** begin Supplied records **

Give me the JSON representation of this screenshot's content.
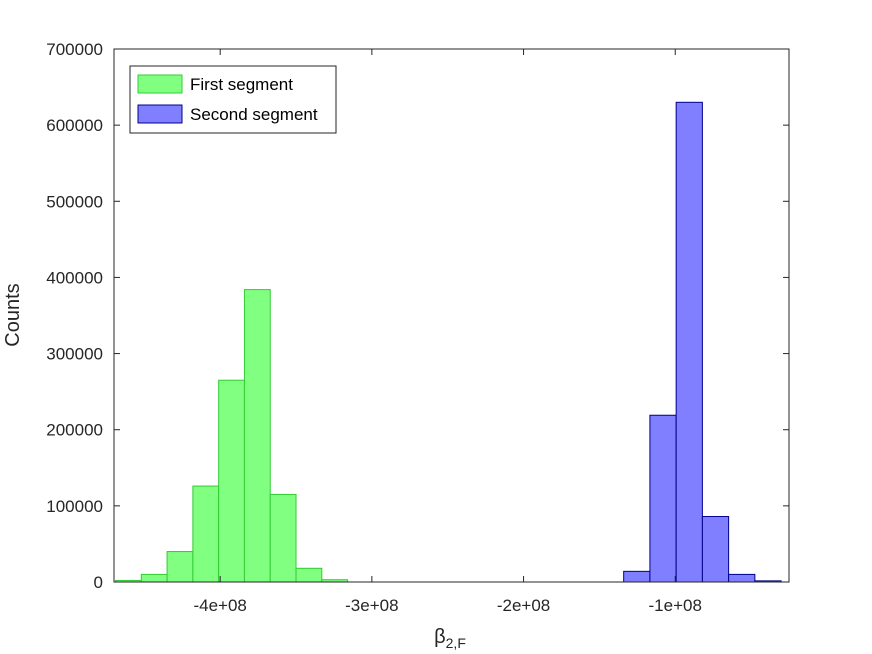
{
  "chart_data": {
    "type": "bar",
    "xlabel_main": "β",
    "xlabel_sub": "2,F",
    "ylabel": "Counts",
    "xlim": [
      -470000000,
      -25000000
    ],
    "ylim": [
      0,
      700000
    ],
    "xticks": [
      -400000000,
      -300000000,
      -200000000,
      -100000000
    ],
    "xtick_labels": [
      "-4e+08",
      "-3e+08",
      "-2e+08",
      "-1e+08"
    ],
    "yticks": [
      0,
      100000,
      200000,
      300000,
      400000,
      500000,
      600000,
      700000
    ],
    "ytick_labels": [
      "0",
      "100000",
      "200000",
      "300000",
      "400000",
      "500000",
      "600000",
      "700000"
    ],
    "grid": false,
    "legend_position": "top-left",
    "series": [
      {
        "name": "First segment",
        "fill": "#80ff80",
        "edge": "#33cc33",
        "bin_width": 17000000,
        "bin_starts": [
          -469000000,
          -452000000,
          -435000000,
          -418000000,
          -401000000,
          -384000000,
          -367000000,
          -350000000,
          -333000000
        ],
        "values": [
          2000,
          10000,
          40000,
          126000,
          265000,
          384000,
          115000,
          18000,
          3000
        ]
      },
      {
        "name": "Second segment",
        "fill": "#7f7fff",
        "edge": "#00008b",
        "bin_width": 17300000,
        "bin_starts": [
          -134000000,
          -116700000,
          -99400000,
          -82100000,
          -64800000,
          -47500000
        ],
        "values": [
          14000,
          219000,
          630000,
          86000,
          10000,
          1500
        ]
      }
    ]
  }
}
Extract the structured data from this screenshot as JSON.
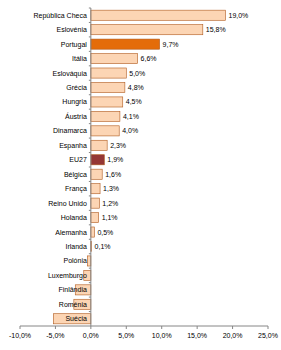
{
  "chart_data": {
    "type": "bar",
    "orientation": "horizontal",
    "categories": [
      "República Checa",
      "Eslovénia",
      "Portugal",
      "Itália",
      "Eslováquia",
      "Grécia",
      "Hungria",
      "Áustria",
      "Dinamarca",
      "Espanha",
      "EU27",
      "Bélgica",
      "França",
      "Reino Unido",
      "Holanda",
      "Alemanha",
      "Irlanda",
      "Polónia",
      "Luxemburgo",
      "Finlândia",
      "Roménia",
      "Suécia"
    ],
    "values": [
      19.0,
      15.8,
      9.7,
      6.6,
      5.0,
      4.8,
      4.5,
      4.1,
      4.0,
      2.3,
      1.9,
      1.6,
      1.3,
      1.2,
      1.1,
      0.5,
      0.1,
      -0.5,
      -1.0,
      -2.2,
      -2.4,
      -5.3
    ],
    "value_labels": [
      "19,0%",
      "15,8%",
      "9,7%",
      "6,6%",
      "5,0%",
      "4,8%",
      "4,5%",
      "4,1%",
      "4,0%",
      "2,3%",
      "1,9%",
      "1,6%",
      "1,3%",
      "1,2%",
      "1,1%",
      "0,5%",
      "0,1%",
      null,
      null,
      null,
      null,
      null
    ],
    "data_labels": true,
    "colors": [
      "#fcd5b4",
      "#fcd5b4",
      "#e46c0a",
      "#fcd5b4",
      "#fcd5b4",
      "#fcd5b4",
      "#fcd5b4",
      "#fcd5b4",
      "#fcd5b4",
      "#fcd5b4",
      "#953735",
      "#fcd5b4",
      "#fcd5b4",
      "#fcd5b4",
      "#fcd5b4",
      "#fcd5b4",
      "#fcd5b4",
      "#fcd5b4",
      "#fcd5b4",
      "#fcd5b4",
      "#fcd5b4",
      "#fcd5b4"
    ],
    "xlim": [
      -10,
      25
    ],
    "xticks": [
      {
        "value": -10,
        "label": "-10,0%"
      },
      {
        "value": -5,
        "label": "-5,0%"
      },
      {
        "value": 0,
        "label": "0,0%"
      },
      {
        "value": 5,
        "label": "5,0%"
      },
      {
        "value": 10,
        "label": "10,0%"
      },
      {
        "value": 15,
        "label": "15,0%"
      },
      {
        "value": 20,
        "label": "20,0%"
      },
      {
        "value": 25,
        "label": "25,0%"
      }
    ],
    "grid": false
  }
}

** end Supplied records **

Goal of the exercise: For the entries above, count the lines that contain the string "JSON", and state that number without further comment.

Solution to this problem: 2